─── RAW RECORDS ───
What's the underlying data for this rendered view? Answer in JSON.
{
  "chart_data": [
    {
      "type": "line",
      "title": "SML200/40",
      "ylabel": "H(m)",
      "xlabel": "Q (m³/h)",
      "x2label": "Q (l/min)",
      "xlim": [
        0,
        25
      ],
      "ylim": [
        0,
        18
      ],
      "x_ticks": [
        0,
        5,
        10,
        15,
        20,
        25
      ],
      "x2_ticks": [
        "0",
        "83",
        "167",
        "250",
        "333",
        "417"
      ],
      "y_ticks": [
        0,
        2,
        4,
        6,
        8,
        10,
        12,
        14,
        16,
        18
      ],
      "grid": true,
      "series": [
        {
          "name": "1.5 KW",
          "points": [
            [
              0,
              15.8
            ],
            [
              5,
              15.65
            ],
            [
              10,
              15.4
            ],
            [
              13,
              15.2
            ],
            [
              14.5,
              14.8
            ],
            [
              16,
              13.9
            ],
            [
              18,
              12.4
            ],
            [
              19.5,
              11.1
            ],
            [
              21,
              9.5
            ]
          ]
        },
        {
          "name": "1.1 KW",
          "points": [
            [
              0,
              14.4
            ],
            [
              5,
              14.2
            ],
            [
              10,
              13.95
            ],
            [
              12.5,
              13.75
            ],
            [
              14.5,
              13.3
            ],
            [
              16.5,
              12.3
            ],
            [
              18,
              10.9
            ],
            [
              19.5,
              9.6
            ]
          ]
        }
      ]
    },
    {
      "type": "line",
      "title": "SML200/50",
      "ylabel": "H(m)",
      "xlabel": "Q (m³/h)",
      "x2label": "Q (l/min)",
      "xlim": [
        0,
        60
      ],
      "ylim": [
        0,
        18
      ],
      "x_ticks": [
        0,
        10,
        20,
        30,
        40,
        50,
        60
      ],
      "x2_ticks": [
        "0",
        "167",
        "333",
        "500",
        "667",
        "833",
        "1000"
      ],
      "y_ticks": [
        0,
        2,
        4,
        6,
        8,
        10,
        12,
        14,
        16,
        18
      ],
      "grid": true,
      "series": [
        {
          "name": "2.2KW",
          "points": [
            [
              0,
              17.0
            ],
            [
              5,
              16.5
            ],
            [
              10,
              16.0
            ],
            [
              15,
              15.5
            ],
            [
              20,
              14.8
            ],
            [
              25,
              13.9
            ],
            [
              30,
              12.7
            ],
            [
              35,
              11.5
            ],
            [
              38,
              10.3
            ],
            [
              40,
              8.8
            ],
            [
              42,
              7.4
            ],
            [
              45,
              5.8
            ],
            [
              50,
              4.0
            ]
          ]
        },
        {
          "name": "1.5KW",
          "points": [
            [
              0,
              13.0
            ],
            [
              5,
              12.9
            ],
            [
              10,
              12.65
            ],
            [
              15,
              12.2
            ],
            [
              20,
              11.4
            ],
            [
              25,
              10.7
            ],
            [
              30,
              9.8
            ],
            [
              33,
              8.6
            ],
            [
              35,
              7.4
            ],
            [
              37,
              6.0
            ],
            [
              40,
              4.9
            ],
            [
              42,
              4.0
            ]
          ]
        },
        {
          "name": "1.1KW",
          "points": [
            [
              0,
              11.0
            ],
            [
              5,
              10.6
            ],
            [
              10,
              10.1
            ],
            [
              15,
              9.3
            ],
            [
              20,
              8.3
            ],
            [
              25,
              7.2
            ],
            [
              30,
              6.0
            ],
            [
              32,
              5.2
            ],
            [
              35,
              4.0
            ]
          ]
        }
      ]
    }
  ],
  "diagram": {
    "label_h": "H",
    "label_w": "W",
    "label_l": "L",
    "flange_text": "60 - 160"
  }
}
───
Give back the whole listing, word for word.

RESPONSE TO THE EXERCISE >>
What's the underlying data for this rendered view? Answer in JSON.
{
  "chart_data": [
    {
      "type": "line",
      "title": "SML200/40",
      "ylabel": "H(m)",
      "xlabel": "Q (m³/h)",
      "x2label": "Q (l/min)",
      "xlim": [
        0,
        25
      ],
      "ylim": [
        0,
        18
      ],
      "x_ticks": [
        0,
        5,
        10,
        15,
        20,
        25
      ],
      "x2_ticks": [
        "0",
        "83",
        "167",
        "250",
        "333",
        "417"
      ],
      "y_ticks": [
        0,
        2,
        4,
        6,
        8,
        10,
        12,
        14,
        16,
        18
      ],
      "grid": true,
      "series": [
        {
          "name": "1.5 KW",
          "points": [
            [
              0,
              15.8
            ],
            [
              5,
              15.65
            ],
            [
              10,
              15.4
            ],
            [
              13,
              15.2
            ],
            [
              14.5,
              14.8
            ],
            [
              16,
              13.9
            ],
            [
              18,
              12.4
            ],
            [
              19.5,
              11.1
            ],
            [
              21,
              9.5
            ]
          ]
        },
        {
          "name": "1.1 KW",
          "points": [
            [
              0,
              14.4
            ],
            [
              5,
              14.2
            ],
            [
              10,
              13.95
            ],
            [
              12.5,
              13.75
            ],
            [
              14.5,
              13.3
            ],
            [
              16.5,
              12.3
            ],
            [
              18,
              10.9
            ],
            [
              19.5,
              9.6
            ]
          ]
        }
      ]
    },
    {
      "type": "line",
      "title": "SML200/50",
      "ylabel": "H(m)",
      "xlabel": "Q (m³/h)",
      "x2label": "Q (l/min)",
      "xlim": [
        0,
        60
      ],
      "ylim": [
        0,
        18
      ],
      "x_ticks": [
        0,
        10,
        20,
        30,
        40,
        50,
        60
      ],
      "x2_ticks": [
        "0",
        "167",
        "333",
        "500",
        "667",
        "833",
        "1000"
      ],
      "y_ticks": [
        0,
        2,
        4,
        6,
        8,
        10,
        12,
        14,
        16,
        18
      ],
      "grid": true,
      "series": [
        {
          "name": "2.2KW",
          "points": [
            [
              0,
              17.0
            ],
            [
              5,
              16.5
            ],
            [
              10,
              16.0
            ],
            [
              15,
              15.5
            ],
            [
              20,
              14.8
            ],
            [
              25,
              13.9
            ],
            [
              30,
              12.7
            ],
            [
              35,
              11.5
            ],
            [
              38,
              10.3
            ],
            [
              40,
              8.8
            ],
            [
              42,
              7.4
            ],
            [
              45,
              5.8
            ],
            [
              50,
              4.0
            ]
          ]
        },
        {
          "name": "1.5KW",
          "points": [
            [
              0,
              13.0
            ],
            [
              5,
              12.9
            ],
            [
              10,
              12.65
            ],
            [
              15,
              12.2
            ],
            [
              20,
              11.4
            ],
            [
              25,
              10.7
            ],
            [
              30,
              9.8
            ],
            [
              33,
              8.6
            ],
            [
              35,
              7.4
            ],
            [
              37,
              6.0
            ],
            [
              40,
              4.9
            ],
            [
              42,
              4.0
            ]
          ]
        },
        {
          "name": "1.1KW",
          "points": [
            [
              0,
              11.0
            ],
            [
              5,
              10.6
            ],
            [
              10,
              10.1
            ],
            [
              15,
              9.3
            ],
            [
              20,
              8.3
            ],
            [
              25,
              7.2
            ],
            [
              30,
              6.0
            ],
            [
              32,
              5.2
            ],
            [
              35,
              4.0
            ]
          ]
        }
      ]
    }
  ],
  "diagram": {
    "label_h": "H",
    "label_w": "W",
    "label_l": "L",
    "flange_text": "60 - 160"
  }
}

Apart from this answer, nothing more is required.